INPUT RECORDS
+ + + + + + +
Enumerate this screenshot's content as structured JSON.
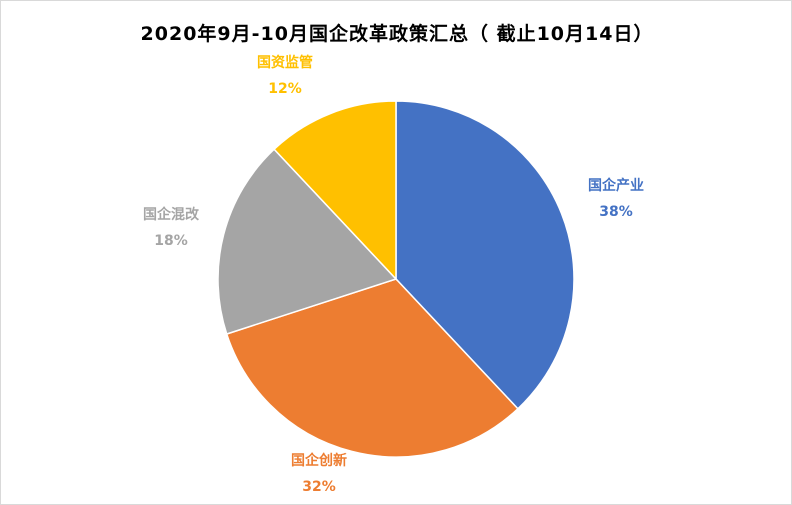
{
  "chart_data": {
    "type": "pie",
    "title": "2020年9月-10月国企改革政策汇总（ 截止10月14日）",
    "slices": [
      {
        "label": "国企产业",
        "value": 38,
        "value_label": "38%",
        "color": "#4472C4"
      },
      {
        "label": "国企创新",
        "value": 32,
        "value_label": "32%",
        "color": "#ED7D31"
      },
      {
        "label": "国企混改",
        "value": 18,
        "value_label": "18%",
        "color": "#A5A5A5"
      },
      {
        "label": "国资监管",
        "value": 12,
        "value_label": "12%",
        "color": "#FFC000"
      }
    ],
    "start_angle_deg": 0,
    "direction": "clockwise",
    "legend": "none"
  }
}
+ + + + + + +
Find every line in the records that contains the word "color"; copy those lines.

        "color": "#4472C4"
        "color": "#ED7D31"
        "color": "#A5A5A5"
        "color": "#FFC000"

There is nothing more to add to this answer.